(Data listing)
--------------------------------

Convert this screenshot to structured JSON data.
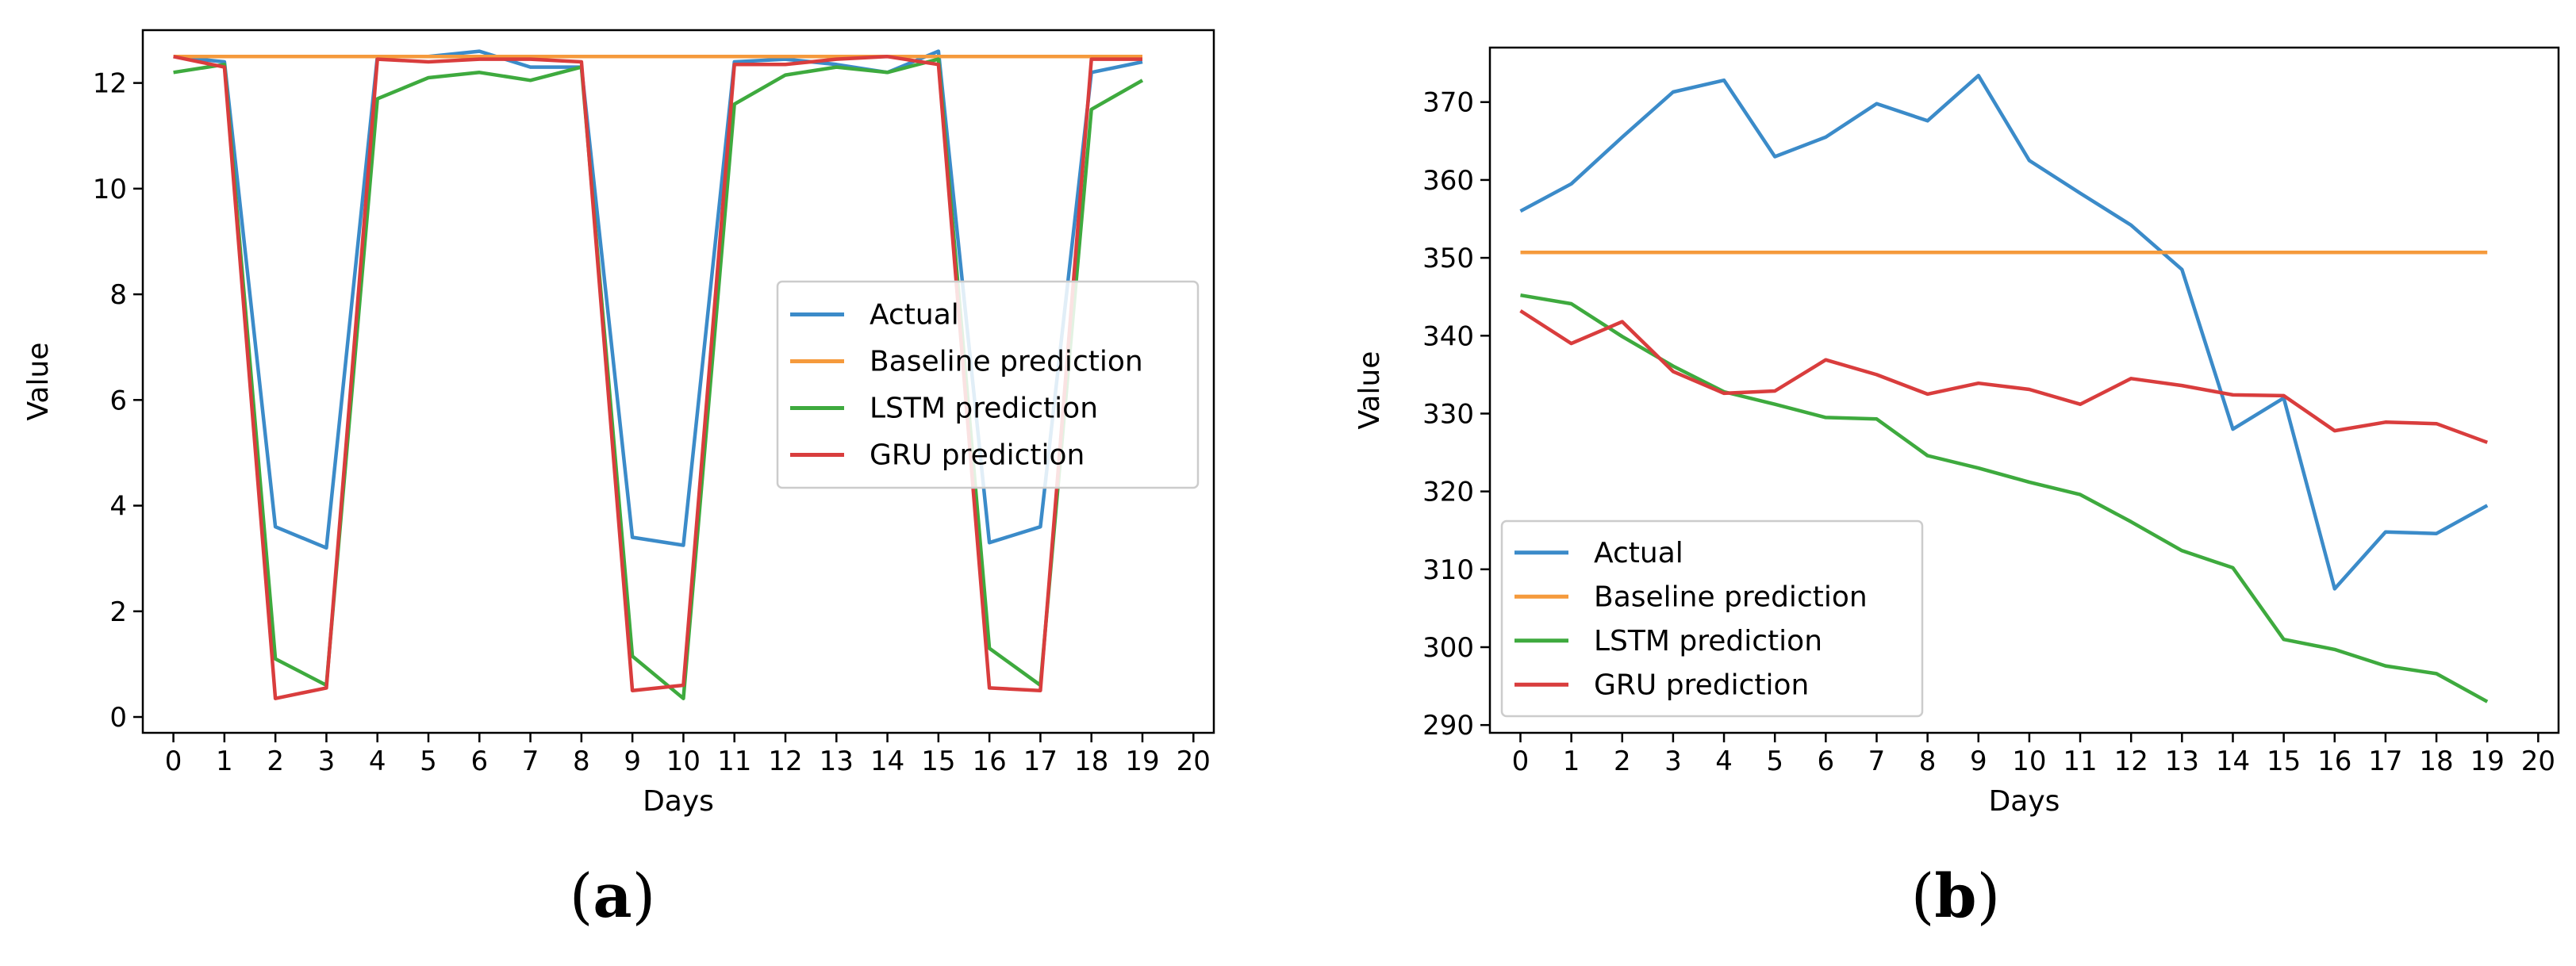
{
  "panel_labels": [
    {
      "open": "(",
      "letter": "a",
      "close": ")"
    },
    {
      "open": "(",
      "letter": "b",
      "close": ")"
    }
  ],
  "colors": {
    "actual": "#3b8bc9",
    "baseline": "#f59a3c",
    "lstm": "#3eaa3e",
    "gru": "#d93d3d",
    "axis": "#000000",
    "legend_border": "#cccccc"
  },
  "chart_data": [
    {
      "type": "line",
      "panel": "a",
      "title": "",
      "xlabel": "Days",
      "ylabel": "Value",
      "xlim": [
        -0.6,
        20.4
      ],
      "ylim": [
        -0.3,
        13.0
      ],
      "xticks": [
        0,
        1,
        2,
        3,
        4,
        5,
        6,
        7,
        8,
        9,
        10,
        11,
        12,
        13,
        14,
        15,
        16,
        17,
        18,
        19,
        20
      ],
      "xtick_labels": [
        "0",
        "1",
        "2",
        "3",
        "4",
        "5",
        "6",
        "7",
        "8",
        "9",
        "10",
        "11",
        "12",
        "13",
        "14",
        "15",
        "16",
        "17",
        "18",
        "19",
        "20"
      ],
      "yticks": [
        0,
        2,
        4,
        6,
        8,
        10,
        12
      ],
      "ytick_labels": [
        "0",
        "2",
        "4",
        "6",
        "8",
        "10",
        "12"
      ],
      "legend_position": "center-right",
      "x": [
        0,
        1,
        2,
        3,
        4,
        5,
        6,
        7,
        8,
        9,
        10,
        11,
        12,
        13,
        14,
        15,
        16,
        17,
        18,
        19
      ],
      "series": [
        {
          "name": "Actual",
          "color_key": "actual",
          "values": [
            12.5,
            12.4,
            3.6,
            3.2,
            12.5,
            12.5,
            12.6,
            12.3,
            12.3,
            3.4,
            3.25,
            12.4,
            12.45,
            12.35,
            12.2,
            12.6,
            3.3,
            3.6,
            12.2,
            12.4
          ]
        },
        {
          "name": "Baseline prediction",
          "color_key": "baseline",
          "values": [
            12.5,
            12.5,
            12.5,
            12.5,
            12.5,
            12.5,
            12.5,
            12.5,
            12.5,
            12.5,
            12.5,
            12.5,
            12.5,
            12.5,
            12.5,
            12.5,
            12.5,
            12.5,
            12.5,
            12.5
          ]
        },
        {
          "name": "LSTM prediction",
          "color_key": "lstm",
          "values": [
            12.2,
            12.35,
            1.1,
            0.6,
            11.7,
            12.1,
            12.2,
            12.05,
            12.3,
            1.15,
            0.35,
            11.6,
            12.15,
            12.3,
            12.2,
            12.45,
            1.3,
            0.6,
            11.5,
            12.05
          ]
        },
        {
          "name": "GRU prediction",
          "color_key": "gru",
          "values": [
            12.5,
            12.3,
            0.35,
            0.55,
            12.45,
            12.4,
            12.45,
            12.45,
            12.4,
            0.5,
            0.6,
            12.35,
            12.35,
            12.45,
            12.5,
            12.35,
            0.55,
            0.5,
            12.45,
            12.45
          ]
        }
      ]
    },
    {
      "type": "line",
      "panel": "b",
      "title": "",
      "xlabel": "Days",
      "ylabel": "Value",
      "xlim": [
        -0.6,
        20.4
      ],
      "ylim": [
        289,
        377
      ],
      "xticks": [
        0,
        1,
        2,
        3,
        4,
        5,
        6,
        7,
        8,
        9,
        10,
        11,
        12,
        13,
        14,
        15,
        16,
        17,
        18,
        19,
        20
      ],
      "xtick_labels": [
        "0",
        "1",
        "2",
        "3",
        "4",
        "5",
        "6",
        "7",
        "8",
        "9",
        "10",
        "11",
        "12",
        "13",
        "14",
        "15",
        "16",
        "17",
        "18",
        "19",
        "20"
      ],
      "yticks": [
        290,
        300,
        310,
        320,
        330,
        340,
        350,
        360,
        370
      ],
      "ytick_labels": [
        "290",
        "300",
        "310",
        "320",
        "330",
        "340",
        "350",
        "360",
        "370"
      ],
      "legend_position": "lower-left",
      "x": [
        0,
        1,
        2,
        3,
        4,
        5,
        6,
        7,
        8,
        9,
        10,
        11,
        12,
        13,
        14,
        15,
        16,
        17,
        18,
        19
      ],
      "series": [
        {
          "name": "Actual",
          "color_key": "actual",
          "values": [
            356,
            359.5,
            365.5,
            371.3,
            372.8,
            363,
            365.5,
            369.8,
            367.6,
            373.4,
            362.5,
            358.3,
            354.2,
            348.5,
            328,
            332,
            307.5,
            314.8,
            314.6,
            318.2
          ]
        },
        {
          "name": "Baseline prediction",
          "color_key": "baseline",
          "values": [
            350.7,
            350.7,
            350.7,
            350.7,
            350.7,
            350.7,
            350.7,
            350.7,
            350.7,
            350.7,
            350.7,
            350.7,
            350.7,
            350.7,
            350.7,
            350.7,
            350.7,
            350.7,
            350.7,
            350.7
          ]
        },
        {
          "name": "LSTM prediction",
          "color_key": "lstm",
          "values": [
            345.2,
            344.1,
            339.9,
            336.1,
            332.8,
            331.2,
            329.5,
            329.3,
            324.6,
            323,
            321.2,
            319.6,
            316.1,
            312.4,
            310.2,
            301,
            299.7,
            297.6,
            296.6,
            293
          ]
        },
        {
          "name": "GRU prediction",
          "color_key": "gru",
          "values": [
            343.2,
            339,
            341.8,
            335.4,
            332.6,
            332.9,
            336.9,
            335,
            332.5,
            333.9,
            333.1,
            331.2,
            334.5,
            333.6,
            332.4,
            332.3,
            327.8,
            328.9,
            328.7,
            326.3
          ]
        }
      ]
    }
  ]
}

--------------------------------

Exercise details – The entries above are to be returned exactly, without their pictures.

Answer to this problem –
Convert this screenshot to structured JSON data.
{
  "panel_labels": [
    {
      "open": "(",
      "letter": "a",
      "close": ")"
    },
    {
      "open": "(",
      "letter": "b",
      "close": ")"
    }
  ],
  "colors": {
    "actual": "#3b8bc9",
    "baseline": "#f59a3c",
    "lstm": "#3eaa3e",
    "gru": "#d93d3d",
    "axis": "#000000",
    "legend_border": "#cccccc"
  },
  "chart_data": [
    {
      "type": "line",
      "panel": "a",
      "title": "",
      "xlabel": "Days",
      "ylabel": "Value",
      "xlim": [
        -0.6,
        20.4
      ],
      "ylim": [
        -0.3,
        13.0
      ],
      "xticks": [
        0,
        1,
        2,
        3,
        4,
        5,
        6,
        7,
        8,
        9,
        10,
        11,
        12,
        13,
        14,
        15,
        16,
        17,
        18,
        19,
        20
      ],
      "xtick_labels": [
        "0",
        "1",
        "2",
        "3",
        "4",
        "5",
        "6",
        "7",
        "8",
        "9",
        "10",
        "11",
        "12",
        "13",
        "14",
        "15",
        "16",
        "17",
        "18",
        "19",
        "20"
      ],
      "yticks": [
        0,
        2,
        4,
        6,
        8,
        10,
        12
      ],
      "ytick_labels": [
        "0",
        "2",
        "4",
        "6",
        "8",
        "10",
        "12"
      ],
      "legend_position": "center-right",
      "x": [
        0,
        1,
        2,
        3,
        4,
        5,
        6,
        7,
        8,
        9,
        10,
        11,
        12,
        13,
        14,
        15,
        16,
        17,
        18,
        19
      ],
      "series": [
        {
          "name": "Actual",
          "color_key": "actual",
          "values": [
            12.5,
            12.4,
            3.6,
            3.2,
            12.5,
            12.5,
            12.6,
            12.3,
            12.3,
            3.4,
            3.25,
            12.4,
            12.45,
            12.35,
            12.2,
            12.6,
            3.3,
            3.6,
            12.2,
            12.4
          ]
        },
        {
          "name": "Baseline prediction",
          "color_key": "baseline",
          "values": [
            12.5,
            12.5,
            12.5,
            12.5,
            12.5,
            12.5,
            12.5,
            12.5,
            12.5,
            12.5,
            12.5,
            12.5,
            12.5,
            12.5,
            12.5,
            12.5,
            12.5,
            12.5,
            12.5,
            12.5
          ]
        },
        {
          "name": "LSTM prediction",
          "color_key": "lstm",
          "values": [
            12.2,
            12.35,
            1.1,
            0.6,
            11.7,
            12.1,
            12.2,
            12.05,
            12.3,
            1.15,
            0.35,
            11.6,
            12.15,
            12.3,
            12.2,
            12.45,
            1.3,
            0.6,
            11.5,
            12.05
          ]
        },
        {
          "name": "GRU prediction",
          "color_key": "gru",
          "values": [
            12.5,
            12.3,
            0.35,
            0.55,
            12.45,
            12.4,
            12.45,
            12.45,
            12.4,
            0.5,
            0.6,
            12.35,
            12.35,
            12.45,
            12.5,
            12.35,
            0.55,
            0.5,
            12.45,
            12.45
          ]
        }
      ]
    },
    {
      "type": "line",
      "panel": "b",
      "title": "",
      "xlabel": "Days",
      "ylabel": "Value",
      "xlim": [
        -0.6,
        20.4
      ],
      "ylim": [
        289,
        377
      ],
      "xticks": [
        0,
        1,
        2,
        3,
        4,
        5,
        6,
        7,
        8,
        9,
        10,
        11,
        12,
        13,
        14,
        15,
        16,
        17,
        18,
        19,
        20
      ],
      "xtick_labels": [
        "0",
        "1",
        "2",
        "3",
        "4",
        "5",
        "6",
        "7",
        "8",
        "9",
        "10",
        "11",
        "12",
        "13",
        "14",
        "15",
        "16",
        "17",
        "18",
        "19",
        "20"
      ],
      "yticks": [
        290,
        300,
        310,
        320,
        330,
        340,
        350,
        360,
        370
      ],
      "ytick_labels": [
        "290",
        "300",
        "310",
        "320",
        "330",
        "340",
        "350",
        "360",
        "370"
      ],
      "legend_position": "lower-left",
      "x": [
        0,
        1,
        2,
        3,
        4,
        5,
        6,
        7,
        8,
        9,
        10,
        11,
        12,
        13,
        14,
        15,
        16,
        17,
        18,
        19
      ],
      "series": [
        {
          "name": "Actual",
          "color_key": "actual",
          "values": [
            356,
            359.5,
            365.5,
            371.3,
            372.8,
            363,
            365.5,
            369.8,
            367.6,
            373.4,
            362.5,
            358.3,
            354.2,
            348.5,
            328,
            332,
            307.5,
            314.8,
            314.6,
            318.2
          ]
        },
        {
          "name": "Baseline prediction",
          "color_key": "baseline",
          "values": [
            350.7,
            350.7,
            350.7,
            350.7,
            350.7,
            350.7,
            350.7,
            350.7,
            350.7,
            350.7,
            350.7,
            350.7,
            350.7,
            350.7,
            350.7,
            350.7,
            350.7,
            350.7,
            350.7,
            350.7
          ]
        },
        {
          "name": "LSTM prediction",
          "color_key": "lstm",
          "values": [
            345.2,
            344.1,
            339.9,
            336.1,
            332.8,
            331.2,
            329.5,
            329.3,
            324.6,
            323,
            321.2,
            319.6,
            316.1,
            312.4,
            310.2,
            301,
            299.7,
            297.6,
            296.6,
            293
          ]
        },
        {
          "name": "GRU prediction",
          "color_key": "gru",
          "values": [
            343.2,
            339,
            341.8,
            335.4,
            332.6,
            332.9,
            336.9,
            335,
            332.5,
            333.9,
            333.1,
            331.2,
            334.5,
            333.6,
            332.4,
            332.3,
            327.8,
            328.9,
            328.7,
            326.3
          ]
        }
      ]
    }
  ]
}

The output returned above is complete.